*Written exercise*: Copy each line that has the string "Деталь" somewhere in it.

*Data for processing*:
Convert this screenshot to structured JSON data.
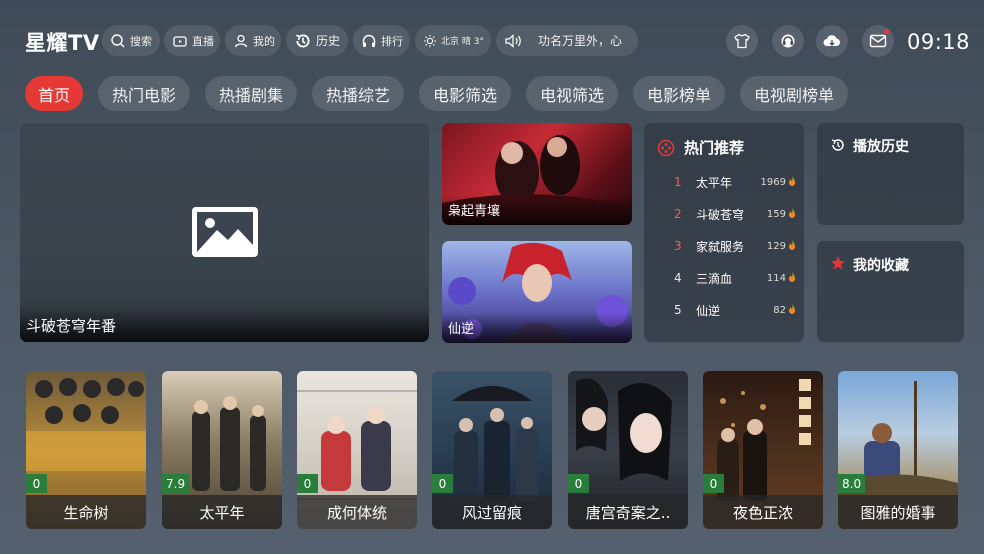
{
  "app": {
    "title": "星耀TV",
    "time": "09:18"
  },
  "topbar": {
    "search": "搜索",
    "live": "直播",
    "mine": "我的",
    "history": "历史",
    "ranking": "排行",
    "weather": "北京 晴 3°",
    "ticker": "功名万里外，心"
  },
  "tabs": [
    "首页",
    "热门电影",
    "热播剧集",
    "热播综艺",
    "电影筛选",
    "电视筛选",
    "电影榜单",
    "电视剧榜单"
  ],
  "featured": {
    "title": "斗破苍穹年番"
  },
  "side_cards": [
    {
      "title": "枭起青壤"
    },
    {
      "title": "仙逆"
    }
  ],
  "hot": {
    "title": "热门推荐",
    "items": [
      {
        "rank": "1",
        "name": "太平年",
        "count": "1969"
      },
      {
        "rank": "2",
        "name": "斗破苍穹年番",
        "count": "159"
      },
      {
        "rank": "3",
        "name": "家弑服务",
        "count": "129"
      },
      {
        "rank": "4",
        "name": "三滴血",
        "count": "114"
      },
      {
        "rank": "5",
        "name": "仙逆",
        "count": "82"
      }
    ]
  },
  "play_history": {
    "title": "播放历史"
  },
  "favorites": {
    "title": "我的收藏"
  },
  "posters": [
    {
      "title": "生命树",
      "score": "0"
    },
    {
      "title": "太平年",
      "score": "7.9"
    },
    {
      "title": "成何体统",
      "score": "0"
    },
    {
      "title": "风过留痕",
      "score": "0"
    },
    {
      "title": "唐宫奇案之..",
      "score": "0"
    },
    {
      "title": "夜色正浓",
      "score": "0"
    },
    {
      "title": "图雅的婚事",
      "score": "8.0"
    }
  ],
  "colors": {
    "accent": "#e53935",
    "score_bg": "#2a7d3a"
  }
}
==
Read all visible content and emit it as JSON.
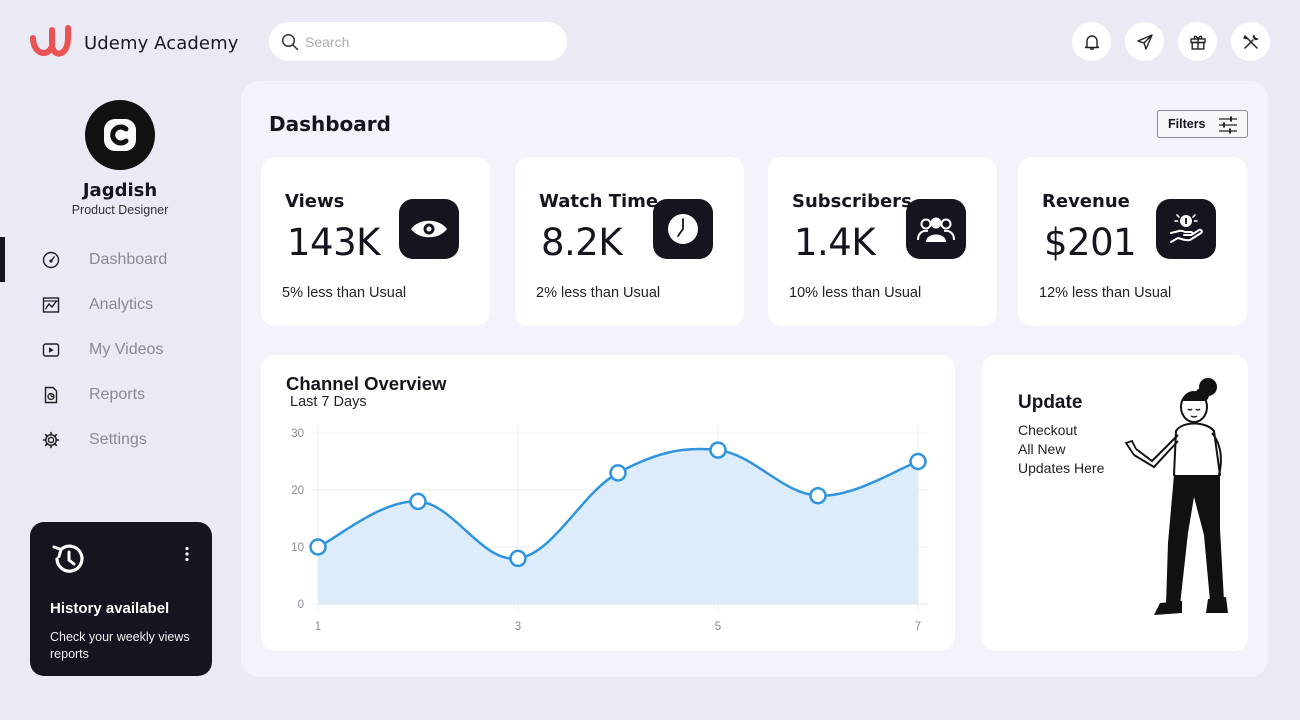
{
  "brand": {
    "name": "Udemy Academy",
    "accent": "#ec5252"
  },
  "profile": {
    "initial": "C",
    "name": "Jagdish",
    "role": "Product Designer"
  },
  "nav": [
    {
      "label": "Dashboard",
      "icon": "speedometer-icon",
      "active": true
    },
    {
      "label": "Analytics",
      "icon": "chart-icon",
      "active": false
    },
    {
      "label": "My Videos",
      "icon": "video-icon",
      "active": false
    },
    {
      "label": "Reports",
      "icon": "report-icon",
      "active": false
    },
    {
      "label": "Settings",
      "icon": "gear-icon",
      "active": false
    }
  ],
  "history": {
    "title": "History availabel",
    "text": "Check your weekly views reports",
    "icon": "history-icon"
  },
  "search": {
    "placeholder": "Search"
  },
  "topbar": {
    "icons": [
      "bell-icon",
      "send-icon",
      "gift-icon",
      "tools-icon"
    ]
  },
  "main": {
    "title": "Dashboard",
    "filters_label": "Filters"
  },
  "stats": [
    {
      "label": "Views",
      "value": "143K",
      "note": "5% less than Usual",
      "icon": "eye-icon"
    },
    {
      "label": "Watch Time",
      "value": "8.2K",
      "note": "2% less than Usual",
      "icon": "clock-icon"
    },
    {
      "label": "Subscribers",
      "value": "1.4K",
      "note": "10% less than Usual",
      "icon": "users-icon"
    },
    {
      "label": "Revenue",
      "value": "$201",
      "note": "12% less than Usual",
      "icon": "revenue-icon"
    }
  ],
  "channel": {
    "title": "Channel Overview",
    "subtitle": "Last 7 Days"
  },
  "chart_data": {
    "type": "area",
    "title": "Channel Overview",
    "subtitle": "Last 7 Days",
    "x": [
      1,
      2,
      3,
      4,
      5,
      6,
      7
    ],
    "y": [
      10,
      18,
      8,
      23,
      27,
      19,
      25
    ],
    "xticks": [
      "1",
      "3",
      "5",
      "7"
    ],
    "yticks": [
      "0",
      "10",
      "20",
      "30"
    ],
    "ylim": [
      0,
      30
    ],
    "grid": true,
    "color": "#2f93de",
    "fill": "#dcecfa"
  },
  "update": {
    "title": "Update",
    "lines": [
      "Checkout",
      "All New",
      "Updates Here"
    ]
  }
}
==
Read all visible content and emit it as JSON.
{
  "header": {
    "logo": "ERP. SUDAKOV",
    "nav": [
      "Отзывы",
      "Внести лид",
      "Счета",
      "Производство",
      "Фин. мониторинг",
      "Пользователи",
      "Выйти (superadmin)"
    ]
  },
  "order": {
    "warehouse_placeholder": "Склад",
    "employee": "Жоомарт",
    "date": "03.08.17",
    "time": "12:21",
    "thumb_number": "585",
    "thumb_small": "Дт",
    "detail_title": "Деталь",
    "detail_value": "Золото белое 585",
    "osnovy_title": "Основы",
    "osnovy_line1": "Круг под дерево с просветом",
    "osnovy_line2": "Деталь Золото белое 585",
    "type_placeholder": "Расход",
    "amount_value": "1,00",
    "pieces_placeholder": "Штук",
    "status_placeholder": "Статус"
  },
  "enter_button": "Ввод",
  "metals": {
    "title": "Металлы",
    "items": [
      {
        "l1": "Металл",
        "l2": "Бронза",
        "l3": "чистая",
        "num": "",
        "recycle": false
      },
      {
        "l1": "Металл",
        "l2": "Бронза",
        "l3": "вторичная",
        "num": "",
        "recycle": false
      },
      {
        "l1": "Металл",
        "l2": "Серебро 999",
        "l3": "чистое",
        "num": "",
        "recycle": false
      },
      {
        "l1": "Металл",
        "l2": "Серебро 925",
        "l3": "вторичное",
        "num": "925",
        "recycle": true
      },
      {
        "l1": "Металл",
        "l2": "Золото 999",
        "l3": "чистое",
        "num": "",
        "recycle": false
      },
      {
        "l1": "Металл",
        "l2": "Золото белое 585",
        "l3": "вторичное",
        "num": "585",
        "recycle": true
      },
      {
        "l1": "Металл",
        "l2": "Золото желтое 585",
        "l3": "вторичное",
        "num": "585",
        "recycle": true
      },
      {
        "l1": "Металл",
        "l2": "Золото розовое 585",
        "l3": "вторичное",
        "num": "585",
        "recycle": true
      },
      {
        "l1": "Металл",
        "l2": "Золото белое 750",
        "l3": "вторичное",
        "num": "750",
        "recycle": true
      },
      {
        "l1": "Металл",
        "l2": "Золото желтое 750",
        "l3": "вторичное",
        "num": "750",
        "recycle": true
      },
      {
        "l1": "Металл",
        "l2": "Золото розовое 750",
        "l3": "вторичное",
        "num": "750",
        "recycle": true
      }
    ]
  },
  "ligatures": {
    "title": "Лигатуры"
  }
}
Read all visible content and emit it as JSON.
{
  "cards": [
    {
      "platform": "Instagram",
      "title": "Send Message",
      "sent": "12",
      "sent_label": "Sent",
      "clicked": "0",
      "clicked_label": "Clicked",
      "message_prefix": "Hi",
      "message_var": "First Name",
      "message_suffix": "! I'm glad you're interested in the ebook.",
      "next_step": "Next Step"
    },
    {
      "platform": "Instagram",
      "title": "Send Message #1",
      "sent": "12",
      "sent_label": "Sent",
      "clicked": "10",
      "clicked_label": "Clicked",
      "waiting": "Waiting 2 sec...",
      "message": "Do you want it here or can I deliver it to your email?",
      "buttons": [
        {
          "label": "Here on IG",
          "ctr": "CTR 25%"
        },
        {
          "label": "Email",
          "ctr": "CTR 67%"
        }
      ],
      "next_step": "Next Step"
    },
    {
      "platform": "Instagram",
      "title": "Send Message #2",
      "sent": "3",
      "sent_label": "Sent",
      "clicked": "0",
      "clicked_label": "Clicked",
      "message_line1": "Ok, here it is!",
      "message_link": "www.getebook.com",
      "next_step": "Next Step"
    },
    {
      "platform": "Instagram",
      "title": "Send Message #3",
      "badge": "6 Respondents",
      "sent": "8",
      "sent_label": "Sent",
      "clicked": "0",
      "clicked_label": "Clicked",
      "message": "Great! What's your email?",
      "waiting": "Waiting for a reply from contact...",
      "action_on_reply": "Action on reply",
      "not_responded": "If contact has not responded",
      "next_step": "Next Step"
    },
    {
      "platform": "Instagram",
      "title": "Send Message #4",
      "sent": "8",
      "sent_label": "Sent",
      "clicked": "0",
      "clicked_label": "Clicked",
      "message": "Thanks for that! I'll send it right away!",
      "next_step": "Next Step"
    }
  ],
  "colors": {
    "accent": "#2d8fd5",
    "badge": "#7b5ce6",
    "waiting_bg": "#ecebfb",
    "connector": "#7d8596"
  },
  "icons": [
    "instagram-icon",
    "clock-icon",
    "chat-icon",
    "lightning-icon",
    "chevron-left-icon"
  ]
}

*Task output*:
    "detail_title": "Деталь",
    "osnovy_line2": "Деталь Золото белое 585",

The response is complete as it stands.